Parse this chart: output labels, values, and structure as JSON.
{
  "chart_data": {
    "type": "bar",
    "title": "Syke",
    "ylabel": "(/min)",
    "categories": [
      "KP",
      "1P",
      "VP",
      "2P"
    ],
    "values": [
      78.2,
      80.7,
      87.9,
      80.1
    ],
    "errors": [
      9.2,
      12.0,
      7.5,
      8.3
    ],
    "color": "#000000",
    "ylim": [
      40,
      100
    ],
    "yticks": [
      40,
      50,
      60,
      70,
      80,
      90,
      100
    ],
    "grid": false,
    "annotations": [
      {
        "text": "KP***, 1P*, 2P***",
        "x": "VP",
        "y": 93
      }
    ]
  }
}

==============================

**TO BE DONE:**
Your task is to repeat the data exactly; please include every line.

**SOLUTION:**
Parse this chart: output labels, values, and structure as JSON.
{
  "chart_data": {
    "type": "bar",
    "title": "Syke",
    "ylabel": "(/min)",
    "categories": [
      "KP",
      "1P",
      "VP",
      "2P"
    ],
    "values": [
      78.2,
      80.7,
      87.9,
      80.1
    ],
    "errors": [
      9.2,
      12.0,
      7.5,
      8.3
    ],
    "color": "#000000",
    "ylim": [
      40,
      100
    ],
    "yticks": [
      40,
      50,
      60,
      70,
      80,
      90,
      100
    ],
    "grid": false,
    "annotations": [
      {
        "text": "KP***, 1P*, 2P***",
        "x": "VP",
        "y": 93
      }
    ]
  }
}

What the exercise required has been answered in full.